- **ENTRIES**
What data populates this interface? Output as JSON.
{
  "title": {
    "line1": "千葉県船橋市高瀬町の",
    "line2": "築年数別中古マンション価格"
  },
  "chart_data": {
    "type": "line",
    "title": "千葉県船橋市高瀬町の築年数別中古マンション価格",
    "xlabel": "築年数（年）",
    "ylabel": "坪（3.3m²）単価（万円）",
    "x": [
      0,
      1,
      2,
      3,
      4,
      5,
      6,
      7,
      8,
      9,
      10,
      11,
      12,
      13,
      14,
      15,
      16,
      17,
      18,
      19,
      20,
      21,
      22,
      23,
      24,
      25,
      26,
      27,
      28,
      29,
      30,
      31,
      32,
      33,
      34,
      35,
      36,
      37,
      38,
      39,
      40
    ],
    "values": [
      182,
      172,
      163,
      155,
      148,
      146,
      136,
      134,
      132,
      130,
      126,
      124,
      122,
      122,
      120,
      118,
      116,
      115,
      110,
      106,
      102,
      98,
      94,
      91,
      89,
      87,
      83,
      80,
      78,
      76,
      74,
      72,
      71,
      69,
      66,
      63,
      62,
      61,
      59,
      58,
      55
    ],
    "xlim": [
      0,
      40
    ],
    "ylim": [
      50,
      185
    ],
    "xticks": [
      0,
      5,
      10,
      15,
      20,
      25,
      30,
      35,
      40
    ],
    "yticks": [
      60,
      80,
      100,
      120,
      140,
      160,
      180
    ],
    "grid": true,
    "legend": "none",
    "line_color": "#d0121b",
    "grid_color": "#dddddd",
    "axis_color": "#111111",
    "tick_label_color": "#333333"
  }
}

- **WHAT YOU SHOULD DO**
Copy out the whole listing exactly; please set it all down.

- **SOLUTION TO THE PROBLEM**
What data populates this interface? Output as JSON.
{
  "title": {
    "line1": "千葉県船橋市高瀬町の",
    "line2": "築年数別中古マンション価格"
  },
  "chart_data": {
    "type": "line",
    "title": "千葉県船橋市高瀬町の築年数別中古マンション価格",
    "xlabel": "築年数（年）",
    "ylabel": "坪（3.3m²）単価（万円）",
    "x": [
      0,
      1,
      2,
      3,
      4,
      5,
      6,
      7,
      8,
      9,
      10,
      11,
      12,
      13,
      14,
      15,
      16,
      17,
      18,
      19,
      20,
      21,
      22,
      23,
      24,
      25,
      26,
      27,
      28,
      29,
      30,
      31,
      32,
      33,
      34,
      35,
      36,
      37,
      38,
      39,
      40
    ],
    "values": [
      182,
      172,
      163,
      155,
      148,
      146,
      136,
      134,
      132,
      130,
      126,
      124,
      122,
      122,
      120,
      118,
      116,
      115,
      110,
      106,
      102,
      98,
      94,
      91,
      89,
      87,
      83,
      80,
      78,
      76,
      74,
      72,
      71,
      69,
      66,
      63,
      62,
      61,
      59,
      58,
      55
    ],
    "xlim": [
      0,
      40
    ],
    "ylim": [
      50,
      185
    ],
    "xticks": [
      0,
      5,
      10,
      15,
      20,
      25,
      30,
      35,
      40
    ],
    "yticks": [
      60,
      80,
      100,
      120,
      140,
      160,
      180
    ],
    "grid": true,
    "legend": "none",
    "line_color": "#d0121b",
    "grid_color": "#dddddd",
    "axis_color": "#111111",
    "tick_label_color": "#333333"
  }
}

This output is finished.